Dataset excerpts:
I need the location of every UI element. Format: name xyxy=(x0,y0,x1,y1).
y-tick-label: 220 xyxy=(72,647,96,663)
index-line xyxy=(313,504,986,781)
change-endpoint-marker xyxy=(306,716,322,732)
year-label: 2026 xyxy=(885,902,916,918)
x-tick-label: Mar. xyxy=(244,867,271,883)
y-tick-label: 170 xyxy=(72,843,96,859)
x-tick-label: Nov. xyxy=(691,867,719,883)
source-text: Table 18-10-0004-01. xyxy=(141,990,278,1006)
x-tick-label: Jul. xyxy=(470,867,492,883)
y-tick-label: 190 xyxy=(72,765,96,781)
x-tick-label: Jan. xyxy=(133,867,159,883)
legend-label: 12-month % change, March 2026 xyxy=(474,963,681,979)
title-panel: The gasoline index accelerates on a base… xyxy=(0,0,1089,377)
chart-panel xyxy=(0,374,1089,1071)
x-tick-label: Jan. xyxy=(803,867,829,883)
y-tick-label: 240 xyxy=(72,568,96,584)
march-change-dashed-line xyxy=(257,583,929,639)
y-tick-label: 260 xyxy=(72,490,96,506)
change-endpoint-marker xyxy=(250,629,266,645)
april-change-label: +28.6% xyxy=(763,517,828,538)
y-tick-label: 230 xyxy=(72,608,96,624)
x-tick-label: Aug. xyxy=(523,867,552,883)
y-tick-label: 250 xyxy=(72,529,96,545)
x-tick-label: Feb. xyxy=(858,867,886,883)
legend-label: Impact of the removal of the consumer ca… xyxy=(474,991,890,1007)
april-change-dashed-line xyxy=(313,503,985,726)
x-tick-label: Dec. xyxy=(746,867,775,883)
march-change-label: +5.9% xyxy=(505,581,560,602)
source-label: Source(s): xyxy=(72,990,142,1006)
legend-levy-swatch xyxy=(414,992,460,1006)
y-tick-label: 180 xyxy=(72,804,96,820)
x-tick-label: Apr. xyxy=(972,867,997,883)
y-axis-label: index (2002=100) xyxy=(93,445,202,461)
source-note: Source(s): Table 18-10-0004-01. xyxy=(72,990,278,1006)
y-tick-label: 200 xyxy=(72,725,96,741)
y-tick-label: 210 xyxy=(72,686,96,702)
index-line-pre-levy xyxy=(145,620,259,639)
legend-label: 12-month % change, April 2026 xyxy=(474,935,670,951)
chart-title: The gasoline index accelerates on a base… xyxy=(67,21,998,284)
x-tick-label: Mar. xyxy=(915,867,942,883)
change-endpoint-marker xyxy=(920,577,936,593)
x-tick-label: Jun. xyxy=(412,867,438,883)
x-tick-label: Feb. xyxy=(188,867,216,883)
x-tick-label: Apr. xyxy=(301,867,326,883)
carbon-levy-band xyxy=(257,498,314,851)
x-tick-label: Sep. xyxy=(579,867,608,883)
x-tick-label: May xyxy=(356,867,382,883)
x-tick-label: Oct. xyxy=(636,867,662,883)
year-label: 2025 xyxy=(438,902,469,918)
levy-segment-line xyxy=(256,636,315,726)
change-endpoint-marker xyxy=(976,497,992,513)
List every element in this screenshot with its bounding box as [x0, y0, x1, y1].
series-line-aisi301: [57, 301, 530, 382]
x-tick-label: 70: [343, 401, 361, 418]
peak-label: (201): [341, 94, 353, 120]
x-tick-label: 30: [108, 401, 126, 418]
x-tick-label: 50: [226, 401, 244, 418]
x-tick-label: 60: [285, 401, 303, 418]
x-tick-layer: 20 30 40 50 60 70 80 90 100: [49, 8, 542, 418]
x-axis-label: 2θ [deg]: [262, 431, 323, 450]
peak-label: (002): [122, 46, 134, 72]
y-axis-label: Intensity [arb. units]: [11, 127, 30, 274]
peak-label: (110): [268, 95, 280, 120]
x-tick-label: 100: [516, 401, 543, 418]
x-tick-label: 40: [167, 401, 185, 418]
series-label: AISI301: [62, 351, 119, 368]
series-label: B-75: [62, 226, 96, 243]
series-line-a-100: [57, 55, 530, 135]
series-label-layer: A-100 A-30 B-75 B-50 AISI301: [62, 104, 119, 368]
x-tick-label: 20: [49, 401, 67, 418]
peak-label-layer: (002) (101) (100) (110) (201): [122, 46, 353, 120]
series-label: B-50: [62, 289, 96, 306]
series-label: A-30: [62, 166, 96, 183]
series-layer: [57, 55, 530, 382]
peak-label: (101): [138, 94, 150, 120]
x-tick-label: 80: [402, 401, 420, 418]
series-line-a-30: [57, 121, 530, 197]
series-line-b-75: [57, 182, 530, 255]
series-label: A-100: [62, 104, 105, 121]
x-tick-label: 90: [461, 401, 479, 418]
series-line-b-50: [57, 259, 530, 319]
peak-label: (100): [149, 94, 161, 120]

What needs to be done:
Would you reproduce, character for character, the stretch of the listing from its very first line through the line containing "legend-label: 12-month % change, March", including that line?

Response:
I need the location of every UI element. Format: name xyxy=(x0,y0,x1,y1).
y-tick-label: 220 xyxy=(72,647,96,663)
index-line xyxy=(313,504,986,781)
change-endpoint-marker xyxy=(306,716,322,732)
year-label: 2026 xyxy=(885,902,916,918)
x-tick-label: Mar. xyxy=(244,867,271,883)
y-tick-label: 170 xyxy=(72,843,96,859)
x-tick-label: Nov. xyxy=(691,867,719,883)
source-text: Table 18-10-0004-01. xyxy=(141,990,278,1006)
x-tick-label: Jul. xyxy=(470,867,492,883)
y-tick-label: 190 xyxy=(72,765,96,781)
x-tick-label: Jan. xyxy=(133,867,159,883)
legend-label: 12-month % change, March 2026 xyxy=(474,963,681,979)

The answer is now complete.